## TASK OBJECTIVE:
Present the data once more in exactly its original form.

## RECORDS PROVIDED:
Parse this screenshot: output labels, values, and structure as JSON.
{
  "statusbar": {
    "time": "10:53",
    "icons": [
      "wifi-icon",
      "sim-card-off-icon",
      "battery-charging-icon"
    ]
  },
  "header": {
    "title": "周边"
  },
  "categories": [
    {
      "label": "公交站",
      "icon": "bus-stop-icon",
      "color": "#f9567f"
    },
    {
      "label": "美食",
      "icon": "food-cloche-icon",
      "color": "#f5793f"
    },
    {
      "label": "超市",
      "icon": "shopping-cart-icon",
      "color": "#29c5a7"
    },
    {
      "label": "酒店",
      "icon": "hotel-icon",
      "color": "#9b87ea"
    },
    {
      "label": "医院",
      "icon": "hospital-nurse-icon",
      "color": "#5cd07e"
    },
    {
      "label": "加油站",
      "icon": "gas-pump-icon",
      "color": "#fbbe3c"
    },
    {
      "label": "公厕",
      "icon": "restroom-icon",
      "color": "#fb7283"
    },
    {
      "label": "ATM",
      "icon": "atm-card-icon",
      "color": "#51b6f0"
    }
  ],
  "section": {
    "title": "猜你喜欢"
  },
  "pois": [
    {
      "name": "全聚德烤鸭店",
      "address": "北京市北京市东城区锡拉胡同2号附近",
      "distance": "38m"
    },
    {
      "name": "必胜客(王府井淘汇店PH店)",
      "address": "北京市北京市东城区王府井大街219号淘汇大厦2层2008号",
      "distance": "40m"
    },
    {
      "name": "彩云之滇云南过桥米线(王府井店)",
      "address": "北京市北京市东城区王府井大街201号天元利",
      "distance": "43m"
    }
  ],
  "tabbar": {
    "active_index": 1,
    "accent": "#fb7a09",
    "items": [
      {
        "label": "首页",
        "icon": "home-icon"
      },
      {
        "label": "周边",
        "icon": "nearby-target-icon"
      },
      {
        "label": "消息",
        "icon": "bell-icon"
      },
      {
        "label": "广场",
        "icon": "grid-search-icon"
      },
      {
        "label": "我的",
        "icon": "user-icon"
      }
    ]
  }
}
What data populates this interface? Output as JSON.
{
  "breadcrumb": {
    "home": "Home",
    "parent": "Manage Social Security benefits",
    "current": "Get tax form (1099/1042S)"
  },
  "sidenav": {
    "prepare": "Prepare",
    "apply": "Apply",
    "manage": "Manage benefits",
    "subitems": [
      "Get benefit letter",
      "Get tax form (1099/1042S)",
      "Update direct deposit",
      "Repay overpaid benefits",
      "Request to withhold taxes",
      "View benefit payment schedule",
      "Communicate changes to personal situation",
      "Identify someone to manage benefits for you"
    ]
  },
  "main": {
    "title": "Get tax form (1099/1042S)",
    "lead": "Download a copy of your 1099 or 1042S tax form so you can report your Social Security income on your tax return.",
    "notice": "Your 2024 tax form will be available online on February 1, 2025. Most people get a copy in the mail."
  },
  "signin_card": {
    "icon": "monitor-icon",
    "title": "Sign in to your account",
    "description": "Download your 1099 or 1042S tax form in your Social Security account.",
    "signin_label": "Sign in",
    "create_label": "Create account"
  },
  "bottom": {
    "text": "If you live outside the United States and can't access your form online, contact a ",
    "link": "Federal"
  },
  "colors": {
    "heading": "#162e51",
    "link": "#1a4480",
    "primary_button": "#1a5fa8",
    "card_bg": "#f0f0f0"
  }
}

## RESPONSE TO THE TASK:
Parse this screenshot: output labels, values, and structure as JSON.
{
  "statusbar": {
    "time": "10:53",
    "icons": [
      "wifi-icon",
      "sim-card-off-icon",
      "battery-charging-icon"
    ]
  },
  "header": {
    "title": "周边"
  },
  "categories": [
    {
      "label": "公交站",
      "icon": "bus-stop-icon",
      "color": "#f9567f"
    },
    {
      "label": "美食",
      "icon": "food-cloche-icon",
      "color": "#f5793f"
    },
    {
      "label": "超市",
      "icon": "shopping-cart-icon",
      "color": "#29c5a7"
    },
    {
      "label": "酒店",
      "icon": "hotel-icon",
      "color": "#9b87ea"
    },
    {
      "label": "医院",
      "icon": "hospital-nurse-icon",
      "color": "#5cd07e"
    },
    {
      "label": "加油站",
      "icon": "gas-pump-icon",
      "color": "#fbbe3c"
    },
    {
      "label": "公厕",
      "icon": "restroom-icon",
      "color": "#fb7283"
    },
    {
      "label": "ATM",
      "icon": "atm-card-icon",
      "color": "#51b6f0"
    }
  ],
  "section": {
    "title": "猜你喜欢"
  },
  "pois": [
    {
      "name": "全聚德烤鸭店",
      "address": "北京市北京市东城区锡拉胡同2号附近",
      "distance": "38m"
    },
    {
      "name": "必胜客(王府井淘汇店PH店)",
      "address": "北京市北京市东城区王府井大街219号淘汇大厦2层2008号",
      "distance": "40m"
    },
    {
      "name": "彩云之滇云南过桥米线(王府井店)",
      "address": "北京市北京市东城区王府井大街201号天元利",
      "distance": "43m"
    }
  ],
  "tabbar": {
    "active_index": 1,
    "accent": "#fb7a09",
    "items": [
      {
        "label": "首页",
        "icon": "home-icon"
      },
      {
        "label": "周边",
        "icon": "nearby-target-icon"
      },
      {
        "label": "消息",
        "icon": "bell-icon"
      },
      {
        "label": "广场",
        "icon": "grid-search-icon"
      },
      {
        "label": "我的",
        "icon": "user-icon"
      }
    ]
  }
}
What data populates this interface? Output as JSON.
{
  "breadcrumb": {
    "home": "Home",
    "parent": "Manage Social Security benefits",
    "current": "Get tax form (1099/1042S)"
  },
  "sidenav": {
    "prepare": "Prepare",
    "apply": "Apply",
    "manage": "Manage benefits",
    "subitems": [
      "Get benefit letter",
      "Get tax form (1099/1042S)",
      "Update direct deposit",
      "Repay overpaid benefits",
      "Request to withhold taxes",
      "View benefit payment schedule",
      "Communicate changes to personal situation",
      "Identify someone to manage benefits for you"
    ]
  },
  "main": {
    "title": "Get tax form (1099/1042S)",
    "lead": "Download a copy of your 1099 or 1042S tax form so you can report your Social Security income on your tax return.",
    "notice": "Your 2024 tax form will be available online on February 1, 2025. Most people get a copy in the mail."
  },
  "signin_card": {
    "icon": "monitor-icon",
    "title": "Sign in to your account",
    "description": "Download your 1099 or 1042S tax form in your Social Security account.",
    "signin_label": "Sign in",
    "create_label": "Create account"
  },
  "bottom": {
    "text": "If you live outside the United States and can't access your form online, contact a ",
    "link": "Federal"
  },
  "colors": {
    "heading": "#162e51",
    "link": "#1a4480",
    "primary_button": "#1a5fa8",
    "card_bg": "#f0f0f0"
  }
}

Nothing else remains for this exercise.